◆ **REQUEST**: Search the listing below for the string "JSON" and show each line that contains it.

◆ **WORKING DATA**:
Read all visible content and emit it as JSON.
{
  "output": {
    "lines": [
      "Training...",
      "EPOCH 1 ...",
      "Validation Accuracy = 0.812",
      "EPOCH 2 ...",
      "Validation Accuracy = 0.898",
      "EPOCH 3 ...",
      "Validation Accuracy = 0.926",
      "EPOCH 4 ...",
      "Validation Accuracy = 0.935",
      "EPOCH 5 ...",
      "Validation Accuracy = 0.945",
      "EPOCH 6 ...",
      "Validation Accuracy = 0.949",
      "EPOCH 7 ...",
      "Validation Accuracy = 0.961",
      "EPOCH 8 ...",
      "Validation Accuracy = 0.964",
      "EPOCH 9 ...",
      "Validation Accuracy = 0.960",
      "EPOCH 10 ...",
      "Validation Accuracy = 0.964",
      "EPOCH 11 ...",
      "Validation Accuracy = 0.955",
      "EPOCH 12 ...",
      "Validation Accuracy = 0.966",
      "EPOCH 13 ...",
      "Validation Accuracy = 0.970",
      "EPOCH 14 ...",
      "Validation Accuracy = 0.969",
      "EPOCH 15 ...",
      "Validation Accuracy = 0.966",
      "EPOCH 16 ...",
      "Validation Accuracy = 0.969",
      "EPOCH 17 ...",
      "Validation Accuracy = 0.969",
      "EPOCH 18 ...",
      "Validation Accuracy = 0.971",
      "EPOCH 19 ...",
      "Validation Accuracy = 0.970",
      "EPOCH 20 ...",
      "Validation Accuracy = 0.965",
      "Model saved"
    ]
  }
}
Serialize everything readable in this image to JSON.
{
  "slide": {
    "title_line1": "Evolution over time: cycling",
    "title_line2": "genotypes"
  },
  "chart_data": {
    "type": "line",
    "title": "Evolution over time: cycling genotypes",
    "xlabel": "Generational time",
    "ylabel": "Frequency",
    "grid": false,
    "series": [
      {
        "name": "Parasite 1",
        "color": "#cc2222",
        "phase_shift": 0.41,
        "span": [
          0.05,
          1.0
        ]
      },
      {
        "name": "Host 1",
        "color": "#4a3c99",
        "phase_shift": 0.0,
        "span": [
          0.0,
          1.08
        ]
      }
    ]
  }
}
---
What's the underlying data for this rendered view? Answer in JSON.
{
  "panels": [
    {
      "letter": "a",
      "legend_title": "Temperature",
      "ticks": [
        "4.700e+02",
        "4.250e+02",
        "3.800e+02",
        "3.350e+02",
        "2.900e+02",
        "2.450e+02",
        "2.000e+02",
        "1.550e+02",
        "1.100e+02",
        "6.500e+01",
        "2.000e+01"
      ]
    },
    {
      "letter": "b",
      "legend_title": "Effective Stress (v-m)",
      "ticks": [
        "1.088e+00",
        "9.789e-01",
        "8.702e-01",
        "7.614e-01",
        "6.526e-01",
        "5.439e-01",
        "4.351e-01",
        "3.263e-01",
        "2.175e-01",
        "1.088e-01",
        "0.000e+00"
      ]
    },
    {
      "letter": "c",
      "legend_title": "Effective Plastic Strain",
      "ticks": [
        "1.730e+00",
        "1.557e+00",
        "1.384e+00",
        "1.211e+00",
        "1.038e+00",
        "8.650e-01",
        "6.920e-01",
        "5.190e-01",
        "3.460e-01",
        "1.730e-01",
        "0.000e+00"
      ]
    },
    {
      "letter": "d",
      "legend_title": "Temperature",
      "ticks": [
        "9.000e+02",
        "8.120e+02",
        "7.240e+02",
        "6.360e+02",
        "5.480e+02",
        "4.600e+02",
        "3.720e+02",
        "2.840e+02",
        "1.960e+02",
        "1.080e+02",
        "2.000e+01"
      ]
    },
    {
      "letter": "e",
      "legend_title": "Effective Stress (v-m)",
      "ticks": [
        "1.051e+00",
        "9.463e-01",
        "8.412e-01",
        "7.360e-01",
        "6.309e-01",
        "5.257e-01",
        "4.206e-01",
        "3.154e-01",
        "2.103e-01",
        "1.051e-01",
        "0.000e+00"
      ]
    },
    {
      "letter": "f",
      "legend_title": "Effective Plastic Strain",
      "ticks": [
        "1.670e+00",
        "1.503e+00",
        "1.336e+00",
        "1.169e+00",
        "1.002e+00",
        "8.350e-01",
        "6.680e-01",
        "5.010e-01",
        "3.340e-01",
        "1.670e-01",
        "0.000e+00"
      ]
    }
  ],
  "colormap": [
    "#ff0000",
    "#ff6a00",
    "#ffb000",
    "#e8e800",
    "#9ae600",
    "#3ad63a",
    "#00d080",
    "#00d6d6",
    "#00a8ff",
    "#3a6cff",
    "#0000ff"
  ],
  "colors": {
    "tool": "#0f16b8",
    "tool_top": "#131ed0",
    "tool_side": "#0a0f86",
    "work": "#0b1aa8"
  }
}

◆ **CORRECT RESULT**:
Read all visible content and emit it as JSON.
Serialize everything readable in this image to JSON.
What's the underlying data for this rendered view? Answer in JSON.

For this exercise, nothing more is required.